▶ **TO DO**
Return only the number of lines holding the word "北京出台新政".
::::::::::
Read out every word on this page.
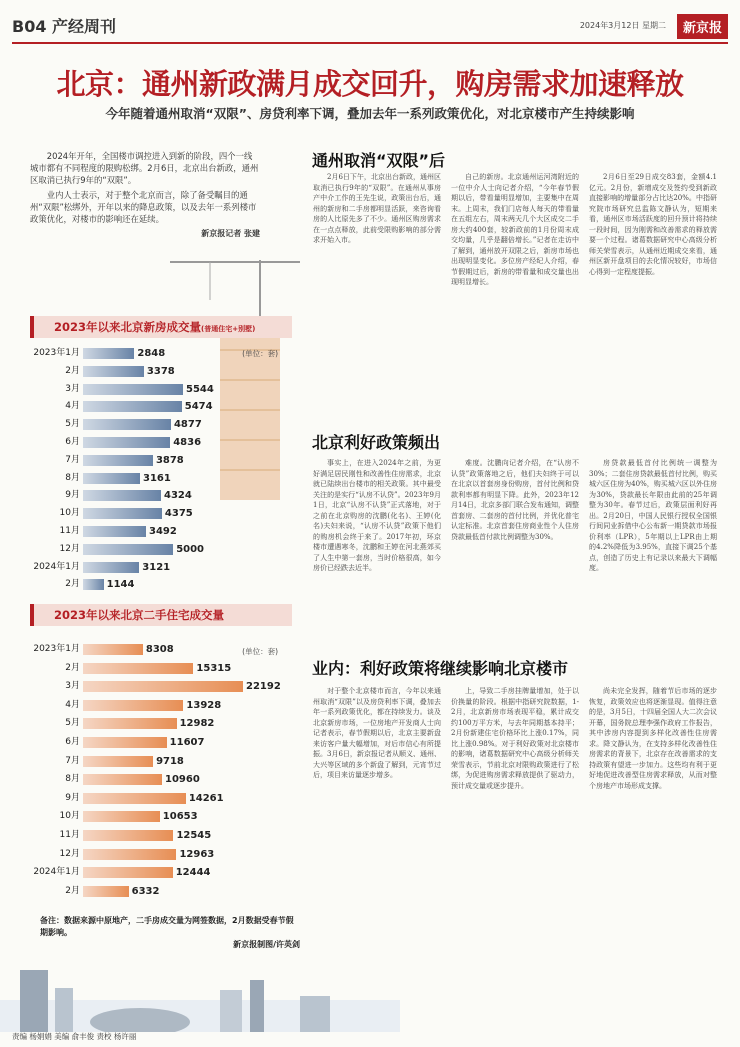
B04 产经周刊	2024年3月12日 星期二	新京报
北京：通州新政满月成交回升，购房需求加速释放
今年随着通州取消“双限”、房贷利率下调，叠加去年一系列政策优化，对北京楼市产生持续影响

2024年开年，全国楼市调控进入到新的阶段，四个一线城市都有不同程度的限购松绑。2月6日，北京出台新政，通州区取消已执行9年的“双限”。

业内人士表示，对于整个北京而言，除了备受瞩目的通州“双限”松绑外，开年以来的降息政策，以及去年一系列楼市政策优化，对楼市的影响还在延续。

新京报记者 张建
2023年以来北京新房成交量(普通住宅+别墅)
(单位：套)
2023年1月	2848
2月	3378
3月	5544
4月	5474
5月	4877
6月	4836
7月	3878
8月	3161
9月	4324
10月	4375
11月	3492
12月	5000
2024年1月	3121
2月	1144
2023年以来北京二手住宅成交量
(单位：套)
2023年1月	8308
2月	15315
3月	22192
4月	13928
5月	12982
6月	11607
7月	9718
8月	10960
9月	14261
10月	10653
11月	12545
12月	12963
2024年1月	12444
2月	6332
备注：数据来源中原地产，二手房成交量为网签数据，2月数据受春节假期影响。
新京报制图/许英剑
通州取消“双限”后

2月6日下午，北京出台新政，通州区取消已执行9年的“双限”。在通州从事房产中介工作的王先生说，政策出台后，通州的新房和二手房都明显活跃，来咨询看房的人比原先多了不少。通州区购房需求在一点点释放，此前受限购影响的部分需求开始入市。

自己的新房。北京通州运河湾附近的一位中介人士向记者介绍，“今年春节假期以后，带看量明显增加，主要集中在周末。上周末，我们门店每人每天的带看量在五组左右，周末两天几个大区成交二手房大约400套，较新政前的1月份周末成交均量，几乎是翻倍增长。”记者在走访中了解到，通州放开双限之后，新房市场也出现明显变化。多位房产经纪人介绍，春节假期过后，新房的带看量和成交量也出现明显增长。

2月6日至29日成交83套，金额4.1亿元。2月份，新增成交及签约受到新政直接影响的增量部分占比达20%。中指研究院市场研究总监陈文静认为，短期来看，通州区市场活跃度的回升预计将持续一段时间，因为刚需和改善需求的释放需要一个过程。诸葛数据研究中心高级分析师关荣雪表示，从通州近期成交来看，通州区新开盘项目的去化情况较好，市场信心得到一定程度提振。

北京利好政策频出

事实上，在进入2024年之前，为更好满足居民刚性和改善性住房需求，北京就已陆续出台楼市的相关政策。其中最受关注的是实行“认房不认贷”。2023年9月1日，北京“认房不认贷”正式落地，对于之前在北京购房的沈鹏(化名)、王婷(化名)夫妇来说，“认房不认贷”政策下他们的购房机会终于来了。2017年初，环京楼市遭遇寒冬，沈鹏和王婷在河北燕郊买了人生中第一套房，当时价格很高，如今房价已经跌去近半。

难度。沈鹏向记者介绍，在“认房不认贷”政策落地之后，他们夫妇终于可以在北京以首套房身份购房，首付比例和贷款利率都有明显下降。此外，2023年12月14日，北京多部门联合发布通知，调整首套房、二套房的首付比例，并优化普宅认定标准。北京首套住房商业性个人住房贷款最低首付款比例调整为30%。

房贷款最低首付比例统一调整为30%；二套住房贷款最低首付比例，购买城六区住房为40%，购买城六区以外住房为30%，贷款最长年限由此前的25年调整为30年。春节过后，政策层面利好再出。2月20日，中国人民银行授权全国银行间同业拆借中心公布新一期贷款市场报价利率（LPR），5年期以上LPR由上期的4.2%降低为3.95%，直接下调25个基点，创造了历史上有记录以来最大下调幅度。

业内：利好政策将继续影响北京楼市

对于整个北京楼市而言，今年以来通州取消“双限”以及房贷利率下调，叠加去年一系列政策优化，都在持续发力。谈及北京新房市场，一位房地产开发商人士向记者表示，春节假期以后，北京主要新盘来访客户量大幅增加，对后市信心有所提振。3月6日，新京报记者从顺义、通州、大兴等区域的多个新盘了解到，元宵节过后，项目来访量逐步增多。

上，导致二手房挂牌量增加，处于以价换量的阶段。根据中指研究院数据，1-2月，北京新房市场表现平稳，累计成交约100万平方米，与去年同期基本持平；2月份新建住宅价格环比上涨0.17%，同比上涨0.98%。对于利好政策对北京楼市的影响，诸葛数据研究中心高级分析师关荣雪表示，节前北京对限购政策进行了松绑，为促进购房需求释放提供了驱动力，预计成交量或逐步提升。

尚未完全发挥，随着节后市场的逐步恢复，政策效应也将逐渐显现。值得注意的是，3月5日，十四届全国人大二次会议开幕，国务院总理李强作政府工作报告，其中涉房内容提到多样化改善性住房需求。降文静认为，在支持多样化改善性住房需求的背景下，北京存在改善需求的支持政策有望进一步加力。这些均有利于更好地促进改善型住房需求释放，从而对整个房地产市场形成支撑。

责编 杨娟娟 美编 俞丰俊 责校 杨许丽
::::::::::
▶ **ANSWER**
2